Description of the task: Recast the items as a JSON list of strings, one string per line, beginning with the line that contains "video-card[interactable]: DREAM GHOST" and continuing through the line that contains "discord-link[interactable]: DISCORD —", with both of those lines included and blank lines omitted.

BEGIN

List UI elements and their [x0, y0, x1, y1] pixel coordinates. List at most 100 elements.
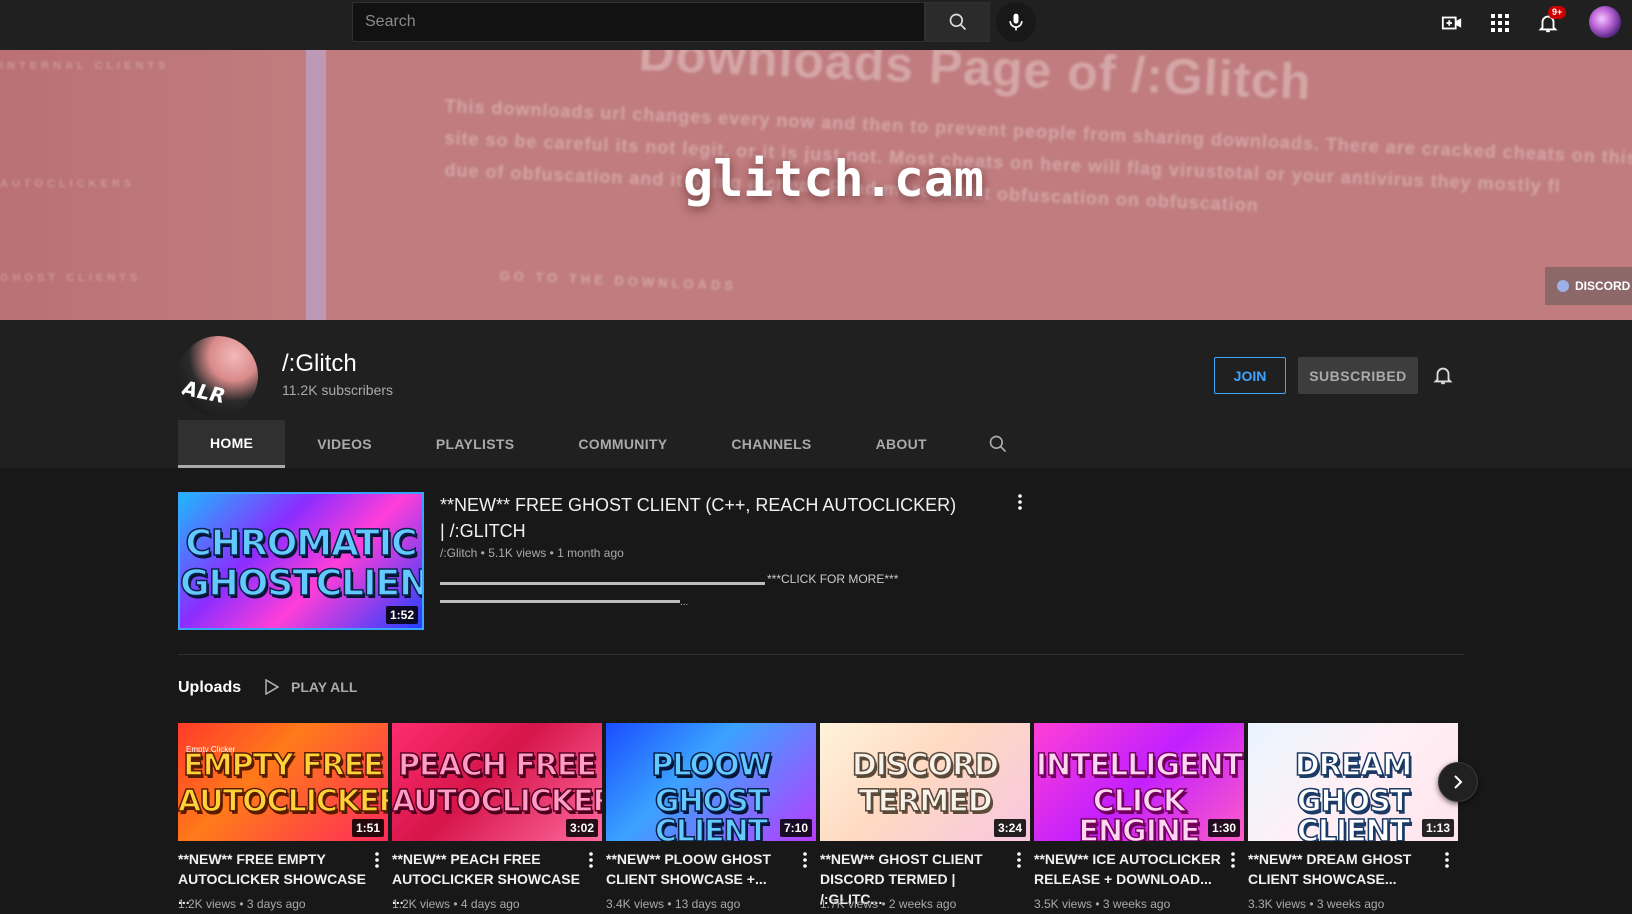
video-card[interactable]: DREAM GHOST CLIENT 1:13 **NEW** DREAM GHOST… — [1248, 723, 1458, 911]
video-card[interactable]: Empty Clicker EMPTY FREE AUTOCLICKER 1:51 **… — [178, 723, 388, 911]
create-video-button[interactable] — [1437, 8, 1467, 38]
banner-cta: GO TO THE DOWNLOADS — [499, 268, 738, 294]
thumb-text: DISCORD — [851, 748, 1000, 783]
thumb-text: PEACH FREE — [397, 748, 597, 783]
video-duration: 7:10 — [779, 819, 812, 837]
video-title[interactable]: **NEW** DREAM GHOST CLIENT SHOWCASE... — [1248, 849, 1438, 889]
play-all-button[interactable]: PLAY ALL — [265, 679, 357, 695]
discord-link[interactable]: DISCORD — [1545, 267, 1632, 305]
channel-name: /:Glitch — [282, 350, 357, 377]
search-box[interactable] — [352, 2, 925, 42]
featured-description-line — [440, 600, 680, 603]
video-menu-button[interactable] — [1226, 848, 1240, 872]
tab-playlists[interactable]: PLAYLISTS — [404, 420, 546, 468]
play-all-label: PLAY ALL — [291, 679, 358, 695]
thumb-text: AUTOCLICKER — [392, 784, 602, 819]
video-meta: 1.2K views • 4 days ago — [392, 897, 520, 911]
tab-home[interactable]: HOME — [178, 420, 286, 468]
tab-videos[interactable]: VIDEOS — [285, 420, 404, 468]
channel-avatar[interactable]: ALR — [178, 336, 258, 416]
video-duration: 1:30 — [1207, 819, 1240, 837]
apps-grid-icon — [1491, 14, 1509, 32]
video-menu-button[interactable] — [370, 848, 384, 872]
voice-search-button[interactable] — [996, 2, 1036, 42]
search-icon — [949, 13, 966, 31]
video-meta: 1.2K views • 3 days ago — [178, 897, 306, 911]
video-card[interactable]: PEACH FREE AUTOCLICKER 3:02 **NEW** PEACH F… — [392, 723, 602, 911]
tab-about[interactable]: ABOUT — [844, 420, 959, 468]
thumb-text: PLOOW — [651, 748, 773, 783]
banner-side-label: INTERNAL CLIENTS — [0, 60, 170, 72]
video-menu-button[interactable] — [1440, 848, 1454, 872]
notification-count-badge: 9+ — [1548, 6, 1567, 19]
account-avatar[interactable] — [1589, 6, 1621, 38]
thumb-text: INTELLIGENT — [1035, 748, 1244, 783]
video-duration: 1:51 — [351, 819, 384, 837]
channel-search-button[interactable] — [973, 420, 1023, 468]
video-duration: 3:02 — [565, 819, 598, 837]
chevron-right-icon — [1454, 775, 1463, 789]
join-button[interactable]: JOIN — [1214, 357, 1286, 394]
more-vert-icon — [1445, 852, 1449, 868]
next-arrow-button[interactable] — [1438, 762, 1478, 802]
thumb-text: AUTOCLICKER — [178, 784, 388, 819]
featured-video-thumbnail[interactable]: CHROMATIC GHOSTCLIENT 1:52 — [178, 492, 424, 630]
thumb-text: EMPTY FREE — [182, 748, 384, 783]
more-vert-icon — [1231, 852, 1235, 868]
video-plus-icon — [1441, 16, 1462, 30]
video-thumbnail[interactable]: PEACH FREE AUTOCLICKER 3:02 — [392, 723, 602, 841]
more-vert-icon — [375, 852, 379, 868]
video-thumbnail[interactable]: DREAM GHOST CLIENT 1:13 — [1248, 723, 1458, 841]
video-menu-button[interactable] — [1012, 848, 1026, 872]
featured-video-title[interactable]: **NEW** FREE GHOST CLIENT (C++, REACH AU… — [440, 492, 960, 544]
discord-label: DISCORD — [1575, 279, 1631, 293]
video-menu-button[interactable] — [584, 848, 598, 872]
more-vert-icon — [1017, 852, 1021, 868]
banner-side-label: AUTOCLICKERS — [0, 178, 136, 190]
banner-stripe — [306, 50, 326, 320]
video-meta: 1.7K views • 2 weeks ago — [820, 897, 957, 911]
video-duration: 1:13 — [1421, 819, 1454, 837]
bell-icon — [1433, 367, 1453, 385]
banner-headline: Downloads Page of /:Glitch — [637, 50, 1313, 111]
thumb-text: DREAM — [1294, 748, 1413, 783]
video-thumbnail[interactable]: DISCORD TERMED 3:24 — [820, 723, 1030, 841]
channel-notification-button[interactable] — [1428, 360, 1458, 390]
more-vert-icon — [589, 852, 593, 868]
apps-button[interactable] — [1485, 8, 1515, 38]
tab-channels[interactable]: CHANNELS — [699, 420, 843, 468]
featured-description: ***CLICK FOR MORE*** — [767, 572, 899, 586]
subscriber-count: 11.2K subscribers — [282, 382, 394, 398]
featured-video-menu-button[interactable] — [1010, 490, 1030, 514]
discord-icon — [1557, 280, 1569, 292]
video-card[interactable]: PLOOW GHOST CLIENT 7:10 **NEW** PLOOW GHOST… — [606, 723, 816, 911]
more-vert-icon — [1018, 494, 1022, 510]
subscribed-button[interactable]: SUBSCRIBED — [1298, 357, 1418, 394]
channel-tabs: HOME VIDEOS PLAYLISTS COMMUNITY CHANNELS… — [178, 420, 1023, 468]
notifications-button[interactable]: 9+ — [1533, 6, 1567, 38]
tab-community[interactable]: COMMUNITY — [546, 420, 699, 468]
thumb-text: TERMED — [858, 784, 994, 819]
video-menu-button[interactable] — [798, 848, 812, 872]
uploads-heading[interactable]: Uploads — [178, 679, 241, 697]
channel-banner: INTERNAL CLIENTS AUTOCLICKERS GHOST CLIE… — [0, 50, 1632, 320]
channel-header: ALR /:Glitch 11.2K subscribers JOIN SUBS… — [0, 320, 1632, 468]
video-meta: 3.3K views • 3 weeks ago — [1248, 897, 1385, 911]
video-thumbnail[interactable]: PLOOW GHOST CLIENT 7:10 — [606, 723, 816, 841]
video-title[interactable]: **NEW** ICE AUTOCLICKER RELEASE + DOWNLO… — [1034, 849, 1224, 889]
video-card[interactable]: INTELLIGENT CLICK ENGINE 1:30 **NEW** ICE A… — [1034, 723, 1244, 911]
search-input[interactable] — [353, 3, 924, 41]
video-thumbnail[interactable]: Empty Clicker EMPTY FREE AUTOCLICKER 1:51 — [178, 723, 388, 841]
video-duration: 3:24 — [993, 819, 1026, 837]
video-duration: 1:52 — [385, 606, 418, 624]
featured-description-line — [440, 582, 765, 585]
play-icon — [265, 679, 279, 695]
video-card[interactable]: DISCORD TERMED 3:24 **NEW** GHOST CLIENT DI… — [820, 723, 1030, 911]
featured-video-meta: /:Glitch • 5.1K views • 1 month ago — [440, 546, 624, 560]
video-thumbnail[interactable]: INTELLIGENT CLICK ENGINE 1:30 — [1034, 723, 1244, 841]
video-title[interactable]: **NEW** PLOOW GHOST CLIENT SHOWCASE +... — [606, 849, 796, 889]
microphone-icon — [1009, 13, 1023, 31]
featured-thumb-text: CHROMATIC — [185, 523, 419, 564]
channel-avatar-text: ALR — [179, 375, 228, 409]
search-button[interactable] — [925, 2, 990, 42]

END

Full output:
[
  "video-card[interactable]: DREAM GHOST CLIENT 1:13 **NEW** DREAM GHOST… — [1248, 723, 1458, 911]",
  "video-card[interactable]: Empty Clicker EMPTY FREE AUTOCLICKER 1:51 **… — [178, 723, 388, 911]",
  "create-video-button[interactable] — [1437, 8, 1467, 38]",
  "banner-cta: GO TO THE DOWNLOADS — [499, 268, 738, 294]",
  "thumb-text: DISCORD — [851, 748, 1000, 783]",
  "thumb-text: PEACH FREE — [397, 748, 597, 783]",
  "video-duration: 7:10 — [779, 819, 812, 837]",
  "video-title[interactable]: **NEW** DREAM GHOST CLIENT SHOWCASE... — [1248, 849, 1438, 889]",
  "play-all-button[interactable]: PLAY ALL — [265, 679, 357, 695]",
  "discord-link[interactable]: DISCORD — [1545, 267, 1632, 305]"
]